From the entries provided below, copy each line that contains the word "Enter".

▼▼▼

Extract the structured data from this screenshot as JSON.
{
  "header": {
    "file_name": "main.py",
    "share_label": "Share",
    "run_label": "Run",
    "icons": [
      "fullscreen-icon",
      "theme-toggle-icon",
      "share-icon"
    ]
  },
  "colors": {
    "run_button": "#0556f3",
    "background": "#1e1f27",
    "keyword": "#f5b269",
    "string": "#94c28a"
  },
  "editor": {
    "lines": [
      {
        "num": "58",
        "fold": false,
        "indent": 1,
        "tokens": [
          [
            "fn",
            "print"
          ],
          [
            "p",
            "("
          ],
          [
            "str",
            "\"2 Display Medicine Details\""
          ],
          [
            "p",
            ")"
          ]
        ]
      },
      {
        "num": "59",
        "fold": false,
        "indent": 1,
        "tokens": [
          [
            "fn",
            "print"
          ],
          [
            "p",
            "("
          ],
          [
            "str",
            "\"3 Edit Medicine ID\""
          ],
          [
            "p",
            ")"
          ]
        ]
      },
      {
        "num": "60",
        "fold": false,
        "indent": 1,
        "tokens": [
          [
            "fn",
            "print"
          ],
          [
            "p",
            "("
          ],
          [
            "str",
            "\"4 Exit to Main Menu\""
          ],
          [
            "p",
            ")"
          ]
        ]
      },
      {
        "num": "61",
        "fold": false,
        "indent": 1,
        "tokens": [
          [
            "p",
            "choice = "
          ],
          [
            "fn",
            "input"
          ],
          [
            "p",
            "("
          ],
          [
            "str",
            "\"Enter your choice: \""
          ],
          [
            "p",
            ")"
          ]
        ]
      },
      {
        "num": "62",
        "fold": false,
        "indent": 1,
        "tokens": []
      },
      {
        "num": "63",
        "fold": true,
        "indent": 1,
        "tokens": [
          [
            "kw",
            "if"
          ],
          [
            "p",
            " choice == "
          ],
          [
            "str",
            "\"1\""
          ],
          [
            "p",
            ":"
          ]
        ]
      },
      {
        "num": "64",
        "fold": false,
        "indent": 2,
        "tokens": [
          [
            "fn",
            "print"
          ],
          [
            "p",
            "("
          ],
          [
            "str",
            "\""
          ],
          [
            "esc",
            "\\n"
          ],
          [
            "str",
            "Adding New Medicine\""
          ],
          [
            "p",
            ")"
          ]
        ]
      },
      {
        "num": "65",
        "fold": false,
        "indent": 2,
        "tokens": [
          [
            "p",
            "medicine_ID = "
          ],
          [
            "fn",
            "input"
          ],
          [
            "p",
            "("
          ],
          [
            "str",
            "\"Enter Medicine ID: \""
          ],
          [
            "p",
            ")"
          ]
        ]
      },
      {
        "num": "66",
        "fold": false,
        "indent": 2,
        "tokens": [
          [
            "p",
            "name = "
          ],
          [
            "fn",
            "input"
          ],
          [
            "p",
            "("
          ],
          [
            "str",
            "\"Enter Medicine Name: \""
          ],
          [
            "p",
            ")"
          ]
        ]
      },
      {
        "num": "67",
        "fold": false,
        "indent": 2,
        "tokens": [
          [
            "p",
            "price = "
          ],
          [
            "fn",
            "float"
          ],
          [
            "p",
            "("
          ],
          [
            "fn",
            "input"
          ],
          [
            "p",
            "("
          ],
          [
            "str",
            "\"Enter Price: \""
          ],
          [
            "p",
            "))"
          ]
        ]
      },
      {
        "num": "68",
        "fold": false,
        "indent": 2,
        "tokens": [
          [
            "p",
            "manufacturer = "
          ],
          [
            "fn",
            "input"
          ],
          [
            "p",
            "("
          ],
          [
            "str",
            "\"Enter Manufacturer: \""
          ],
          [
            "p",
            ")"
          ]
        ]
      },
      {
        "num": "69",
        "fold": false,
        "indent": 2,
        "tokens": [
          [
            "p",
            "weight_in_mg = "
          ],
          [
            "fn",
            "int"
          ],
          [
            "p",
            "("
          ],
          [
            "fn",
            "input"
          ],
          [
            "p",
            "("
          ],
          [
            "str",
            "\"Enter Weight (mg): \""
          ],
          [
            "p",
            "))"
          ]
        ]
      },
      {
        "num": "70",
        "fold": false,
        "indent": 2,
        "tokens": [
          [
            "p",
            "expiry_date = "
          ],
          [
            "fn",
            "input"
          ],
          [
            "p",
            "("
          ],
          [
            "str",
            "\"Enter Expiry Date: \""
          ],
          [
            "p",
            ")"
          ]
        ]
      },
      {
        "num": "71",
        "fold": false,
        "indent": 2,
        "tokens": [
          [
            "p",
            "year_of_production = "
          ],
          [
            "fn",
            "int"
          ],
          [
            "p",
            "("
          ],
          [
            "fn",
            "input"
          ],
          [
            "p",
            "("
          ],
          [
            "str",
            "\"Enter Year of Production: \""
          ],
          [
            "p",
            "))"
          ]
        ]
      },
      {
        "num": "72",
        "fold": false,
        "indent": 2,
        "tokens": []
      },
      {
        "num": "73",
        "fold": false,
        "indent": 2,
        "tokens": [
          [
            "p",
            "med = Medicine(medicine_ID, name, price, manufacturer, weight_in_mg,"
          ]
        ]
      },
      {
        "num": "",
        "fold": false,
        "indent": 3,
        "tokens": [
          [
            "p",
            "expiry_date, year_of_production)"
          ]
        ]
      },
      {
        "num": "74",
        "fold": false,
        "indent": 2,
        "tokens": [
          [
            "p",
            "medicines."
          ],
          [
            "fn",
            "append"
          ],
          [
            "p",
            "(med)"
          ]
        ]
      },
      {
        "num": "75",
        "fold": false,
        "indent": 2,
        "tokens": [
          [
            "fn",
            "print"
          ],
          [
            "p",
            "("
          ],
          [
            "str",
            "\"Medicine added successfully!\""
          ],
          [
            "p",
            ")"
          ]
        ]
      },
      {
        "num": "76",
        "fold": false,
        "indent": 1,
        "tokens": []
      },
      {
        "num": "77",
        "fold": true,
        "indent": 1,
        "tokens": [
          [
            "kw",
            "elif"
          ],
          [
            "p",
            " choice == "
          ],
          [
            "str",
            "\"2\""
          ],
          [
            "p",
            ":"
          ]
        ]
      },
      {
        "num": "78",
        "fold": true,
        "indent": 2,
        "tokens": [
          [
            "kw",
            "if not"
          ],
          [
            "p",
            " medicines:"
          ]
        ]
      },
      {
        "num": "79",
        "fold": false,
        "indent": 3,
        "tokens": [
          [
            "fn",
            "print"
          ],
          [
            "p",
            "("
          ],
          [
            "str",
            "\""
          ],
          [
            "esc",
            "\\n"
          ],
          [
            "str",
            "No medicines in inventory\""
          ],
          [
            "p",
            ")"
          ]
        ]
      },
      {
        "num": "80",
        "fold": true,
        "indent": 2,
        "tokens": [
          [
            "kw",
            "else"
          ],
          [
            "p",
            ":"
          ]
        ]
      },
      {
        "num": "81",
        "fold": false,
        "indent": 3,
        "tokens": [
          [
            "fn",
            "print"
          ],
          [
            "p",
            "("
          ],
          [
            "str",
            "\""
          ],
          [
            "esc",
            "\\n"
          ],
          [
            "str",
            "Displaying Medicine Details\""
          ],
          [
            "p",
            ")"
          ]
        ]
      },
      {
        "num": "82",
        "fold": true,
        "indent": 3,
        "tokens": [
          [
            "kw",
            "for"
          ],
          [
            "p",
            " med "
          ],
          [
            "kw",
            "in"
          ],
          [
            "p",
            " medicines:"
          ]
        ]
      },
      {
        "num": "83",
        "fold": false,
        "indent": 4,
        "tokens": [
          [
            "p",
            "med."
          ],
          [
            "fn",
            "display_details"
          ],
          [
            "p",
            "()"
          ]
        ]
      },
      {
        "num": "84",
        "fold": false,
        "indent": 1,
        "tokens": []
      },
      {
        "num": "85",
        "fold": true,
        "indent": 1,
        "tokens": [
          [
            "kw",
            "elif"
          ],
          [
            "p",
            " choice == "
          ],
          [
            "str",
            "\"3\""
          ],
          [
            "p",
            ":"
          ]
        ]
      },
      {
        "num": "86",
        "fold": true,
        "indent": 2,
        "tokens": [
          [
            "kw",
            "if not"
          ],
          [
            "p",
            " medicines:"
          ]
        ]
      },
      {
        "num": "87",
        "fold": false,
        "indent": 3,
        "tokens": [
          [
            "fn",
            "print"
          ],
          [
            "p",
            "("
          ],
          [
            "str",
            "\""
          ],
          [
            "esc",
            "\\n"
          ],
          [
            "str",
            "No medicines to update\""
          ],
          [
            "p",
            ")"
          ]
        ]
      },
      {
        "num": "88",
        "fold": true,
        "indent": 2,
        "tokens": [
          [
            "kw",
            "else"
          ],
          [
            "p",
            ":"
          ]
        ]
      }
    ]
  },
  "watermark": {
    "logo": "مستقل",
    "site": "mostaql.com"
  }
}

▲▲▲

__Exercise output__
            "\"Enter your choice: \""
            "\"Enter Medicine ID: \""
            "\"Enter Medicine Name: \""
            "\"Enter Price: \""
            "\"Enter Manufacturer: \""
            "\"Enter Weight (mg): \""
            "\"Enter Expiry Date: \""
            "\"Enter Year of Production: \""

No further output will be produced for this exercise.